═════ RECORDS
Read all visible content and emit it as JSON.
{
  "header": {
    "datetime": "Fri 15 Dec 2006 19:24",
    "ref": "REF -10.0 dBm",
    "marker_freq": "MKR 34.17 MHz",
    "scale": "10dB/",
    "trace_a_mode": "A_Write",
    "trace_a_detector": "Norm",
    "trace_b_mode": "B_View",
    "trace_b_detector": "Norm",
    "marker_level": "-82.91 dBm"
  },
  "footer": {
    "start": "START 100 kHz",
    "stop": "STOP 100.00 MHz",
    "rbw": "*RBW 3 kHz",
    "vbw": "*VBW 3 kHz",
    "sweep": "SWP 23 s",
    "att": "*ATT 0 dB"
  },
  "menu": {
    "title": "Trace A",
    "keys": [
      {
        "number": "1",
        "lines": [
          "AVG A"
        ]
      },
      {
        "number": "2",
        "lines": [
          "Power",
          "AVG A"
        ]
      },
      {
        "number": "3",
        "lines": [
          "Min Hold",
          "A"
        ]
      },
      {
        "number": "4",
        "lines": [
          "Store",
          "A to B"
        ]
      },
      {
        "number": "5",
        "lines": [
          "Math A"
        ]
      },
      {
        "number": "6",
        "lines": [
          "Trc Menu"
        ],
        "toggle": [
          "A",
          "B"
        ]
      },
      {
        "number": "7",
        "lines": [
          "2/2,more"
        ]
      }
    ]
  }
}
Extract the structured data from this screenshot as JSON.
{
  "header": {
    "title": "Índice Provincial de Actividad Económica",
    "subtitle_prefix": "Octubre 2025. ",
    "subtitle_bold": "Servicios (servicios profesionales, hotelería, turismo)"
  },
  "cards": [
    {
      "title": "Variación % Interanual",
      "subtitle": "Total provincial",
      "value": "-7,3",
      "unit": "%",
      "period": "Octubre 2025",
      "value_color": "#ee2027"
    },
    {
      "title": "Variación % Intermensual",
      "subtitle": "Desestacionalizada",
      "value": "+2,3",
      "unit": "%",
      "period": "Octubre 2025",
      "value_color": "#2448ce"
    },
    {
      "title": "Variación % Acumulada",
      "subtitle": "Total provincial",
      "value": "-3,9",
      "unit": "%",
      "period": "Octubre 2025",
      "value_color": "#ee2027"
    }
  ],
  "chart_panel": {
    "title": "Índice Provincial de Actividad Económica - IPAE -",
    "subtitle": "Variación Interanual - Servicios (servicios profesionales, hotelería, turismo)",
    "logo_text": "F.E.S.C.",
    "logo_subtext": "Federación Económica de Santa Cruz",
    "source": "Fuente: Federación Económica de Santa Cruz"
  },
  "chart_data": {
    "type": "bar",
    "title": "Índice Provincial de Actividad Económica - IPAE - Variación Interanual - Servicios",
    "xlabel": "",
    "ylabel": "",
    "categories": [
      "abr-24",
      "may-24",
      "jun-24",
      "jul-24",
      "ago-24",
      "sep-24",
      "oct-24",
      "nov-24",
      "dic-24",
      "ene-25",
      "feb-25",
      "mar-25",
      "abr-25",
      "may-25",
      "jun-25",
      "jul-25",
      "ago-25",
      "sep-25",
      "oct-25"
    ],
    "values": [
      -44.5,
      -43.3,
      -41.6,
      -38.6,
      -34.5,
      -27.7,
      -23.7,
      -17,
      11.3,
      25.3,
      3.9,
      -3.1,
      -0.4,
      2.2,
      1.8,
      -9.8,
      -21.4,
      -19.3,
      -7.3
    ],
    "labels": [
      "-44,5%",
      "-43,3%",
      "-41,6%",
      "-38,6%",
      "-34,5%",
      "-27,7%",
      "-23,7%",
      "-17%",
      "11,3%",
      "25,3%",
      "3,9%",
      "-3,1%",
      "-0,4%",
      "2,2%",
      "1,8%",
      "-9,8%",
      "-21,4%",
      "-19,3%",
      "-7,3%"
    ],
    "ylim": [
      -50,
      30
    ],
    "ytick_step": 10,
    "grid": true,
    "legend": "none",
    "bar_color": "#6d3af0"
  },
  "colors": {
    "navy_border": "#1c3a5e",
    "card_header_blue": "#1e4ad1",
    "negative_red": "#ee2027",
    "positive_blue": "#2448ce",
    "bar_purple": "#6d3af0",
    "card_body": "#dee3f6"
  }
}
══════════
Each entry must be reproduced verbatim.

▸ **THE SOLUTION**:
Read all visible content and emit it as JSON.
{
  "header": {
    "datetime": "Fri 15 Dec 2006 19:24",
    "ref": "REF -10.0 dBm",
    "marker_freq": "MKR 34.17 MHz",
    "scale": "10dB/",
    "trace_a_mode": "A_Write",
    "trace_a_detector": "Norm",
    "trace_b_mode": "B_View",
    "trace_b_detector": "Norm",
    "marker_level": "-82.91 dBm"
  },
  "footer": {
    "start": "START 100 kHz",
    "stop": "STOP 100.00 MHz",
    "rbw": "*RBW 3 kHz",
    "vbw": "*VBW 3 kHz",
    "sweep": "SWP 23 s",
    "att": "*ATT 0 dB"
  },
  "menu": {
    "title": "Trace A",
    "keys": [
      {
        "number": "1",
        "lines": [
          "AVG A"
        ]
      },
      {
        "number": "2",
        "lines": [
          "Power",
          "AVG A"
        ]
      },
      {
        "number": "3",
        "lines": [
          "Min Hold",
          "A"
        ]
      },
      {
        "number": "4",
        "lines": [
          "Store",
          "A to B"
        ]
      },
      {
        "number": "5",
        "lines": [
          "Math A"
        ]
      },
      {
        "number": "6",
        "lines": [
          "Trc Menu"
        ],
        "toggle": [
          "A",
          "B"
        ]
      },
      {
        "number": "7",
        "lines": [
          "2/2,more"
        ]
      }
    ]
  }
}
Extract the structured data from this screenshot as JSON.
{
  "header": {
    "title": "Índice Provincial de Actividad Económica",
    "subtitle_prefix": "Octubre 2025. ",
    "subtitle_bold": "Servicios (servicios profesionales, hotelería, turismo)"
  },
  "cards": [
    {
      "title": "Variación % Interanual",
      "subtitle": "Total provincial",
      "value": "-7,3",
      "unit": "%",
      "period": "Octubre 2025",
      "value_color": "#ee2027"
    },
    {
      "title": "Variación % Intermensual",
      "subtitle": "Desestacionalizada",
      "value": "+2,3",
      "unit": "%",
      "period": "Octubre 2025",
      "value_color": "#2448ce"
    },
    {
      "title": "Variación % Acumulada",
      "subtitle": "Total provincial",
      "value": "-3,9",
      "unit": "%",
      "period": "Octubre 2025",
      "value_color": "#ee2027"
    }
  ],
  "chart_panel": {
    "title": "Índice Provincial de Actividad Económica - IPAE -",
    "subtitle": "Variación Interanual - Servicios (servicios profesionales, hotelería, turismo)",
    "logo_text": "F.E.S.C.",
    "logo_subtext": "Federación Económica de Santa Cruz",
    "source": "Fuente: Federación Económica de Santa Cruz"
  },
  "chart_data": {
    "type": "bar",
    "title": "Índice Provincial de Actividad Económica - IPAE - Variación Interanual - Servicios",
    "xlabel": "",
    "ylabel": "",
    "categories": [
      "abr-24",
      "may-24",
      "jun-24",
      "jul-24",
      "ago-24",
      "sep-24",
      "oct-24",
      "nov-24",
      "dic-24",
      "ene-25",
      "feb-25",
      "mar-25",
      "abr-25",
      "may-25",
      "jun-25",
      "jul-25",
      "ago-25",
      "sep-25",
      "oct-25"
    ],
    "values": [
      -44.5,
      -43.3,
      -41.6,
      -38.6,
      -34.5,
      -27.7,
      -23.7,
      -17,
      11.3,
      25.3,
      3.9,
      -3.1,
      -0.4,
      2.2,
      1.8,
      -9.8,
      -21.4,
      -19.3,
      -7.3
    ],
    "labels": [
      "-44,5%",
      "-43,3%",
      "-41,6%",
      "-38,6%",
      "-34,5%",
      "-27,7%",
      "-23,7%",
      "-17%",
      "11,3%",
      "25,3%",
      "3,9%",
      "-3,1%",
      "-0,4%",
      "2,2%",
      "1,8%",
      "-9,8%",
      "-21,4%",
      "-19,3%",
      "-7,3%"
    ],
    "ylim": [
      -50,
      30
    ],
    "ytick_step": 10,
    "grid": true,
    "legend": "none",
    "bar_color": "#6d3af0"
  },
  "colors": {
    "navy_border": "#1c3a5e",
    "card_header_blue": "#1e4ad1",
    "negative_red": "#ee2027",
    "positive_blue": "#2448ce",
    "bar_purple": "#6d3af0",
    "card_body": "#dee3f6"
  }
}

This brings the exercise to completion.